_STATED PROBLEM_
Where a line contains the word "text", copy that line in full.

_EXTRACTED RECORDS_
───

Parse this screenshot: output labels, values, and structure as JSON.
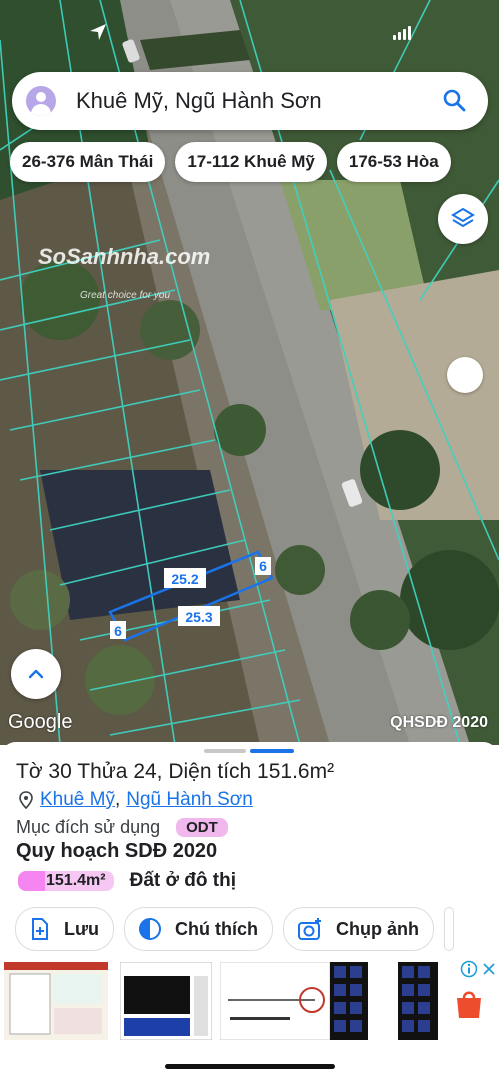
{
  "search": {
    "text": "Khuê Mỹ, Ngũ Hành Sơn"
  },
  "chips": [
    "26-376 Mân Thái",
    "17-112 Khuê Mỹ",
    "176-53 Hòa"
  ],
  "map": {
    "watermark": "SoSanhnha.com",
    "watermark_sub": "Great choice for you",
    "google_label": "Google",
    "layer_label": "QHSDĐ 2020",
    "dimensions": {
      "top": "25.2",
      "bottom": "25.3",
      "left": "6",
      "right": "6"
    }
  },
  "info": {
    "title": "Tờ 30 Thửa 24, Diện tích 151.6m²",
    "ward": "Khuê Mỹ",
    "district": "Ngũ Hành Sơn",
    "separator": ",",
    "purpose_label": "Mục đích sử dụng",
    "purpose_code": "ODT",
    "plan_title": "Quy hoạch SDĐ 2020",
    "plan_area": "151.4m²",
    "plan_use": "Đất ở đô thị"
  },
  "actions": [
    "Lưu",
    "Chú thích",
    "Chụp ảnh"
  ],
  "colors": {
    "accent": "#1a73e8",
    "odt": "#f0b8ec",
    "parcel": "#3fd1c0"
  }
}
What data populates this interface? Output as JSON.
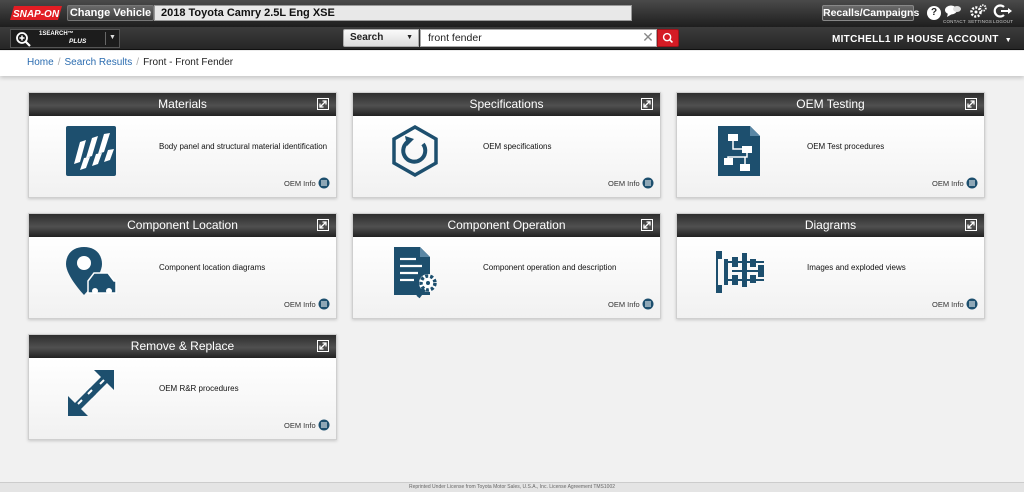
{
  "header": {
    "logo": "SNAP-ON",
    "change_vehicle": "Change Vehicle",
    "vehicle": "2018 Toyota Camry 2.5L Eng XSE",
    "recalls": "Recalls/Campaigns",
    "help": "?",
    "icons": [
      {
        "name": "contact-icon",
        "label": "CONTACT"
      },
      {
        "name": "settings-icon",
        "label": "SETTINGS"
      },
      {
        "name": "logout-icon",
        "label": "LOGOUT"
      }
    ]
  },
  "searchbar": {
    "onesearch_line1": "1SEARCH™",
    "onesearch_line2": "PLUS",
    "type_selected": "Search",
    "query": "front fender",
    "account": "MITCHELL1 IP HOUSE ACCOUNT"
  },
  "breadcrumb": {
    "items": [
      "Home",
      "Search Results",
      "Front - Front Fender"
    ]
  },
  "cards": [
    {
      "title": "Materials",
      "icon": "checkered-flag-icon",
      "desc": "Body panel and structural material identification",
      "oem": "OEM Info"
    },
    {
      "title": "Specifications",
      "icon": "bolt-rotation-icon",
      "desc": "OEM specifications",
      "oem": "OEM Info"
    },
    {
      "title": "OEM Testing",
      "icon": "flowchart-document-icon",
      "desc": "OEM Test procedures",
      "oem": "OEM Info"
    },
    {
      "title": "Component Location",
      "icon": "map-pin-car-icon",
      "desc": "Component location diagrams",
      "oem": "OEM Info"
    },
    {
      "title": "Component Operation",
      "icon": "document-gear-icon",
      "desc": "Component operation and description",
      "oem": "OEM Info"
    },
    {
      "title": "Diagrams",
      "icon": "exploded-view-icon",
      "desc": "Images and exploded views",
      "oem": "OEM Info"
    },
    {
      "title": "Remove & Replace",
      "icon": "swap-arrows-icon",
      "desc": "OEM R&R procedures",
      "oem": "OEM Info"
    }
  ],
  "footer": {
    "text": "Reprinted Under License from Toyota Motor Sales, U.S.A., Inc. License Agreement TMS1002"
  },
  "colors": {
    "accent_blue": "#1d4f6e",
    "search_red": "#d51c25",
    "link_blue": "#2b6cb0"
  }
}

───

_RESPONSE_
    "text": "Khuê Mỹ, Ngũ Hành Sơn"
    "text": "Reprinted Under License from Toyota Motor Sales, U.S.A., Inc. License Agreement TMS1002"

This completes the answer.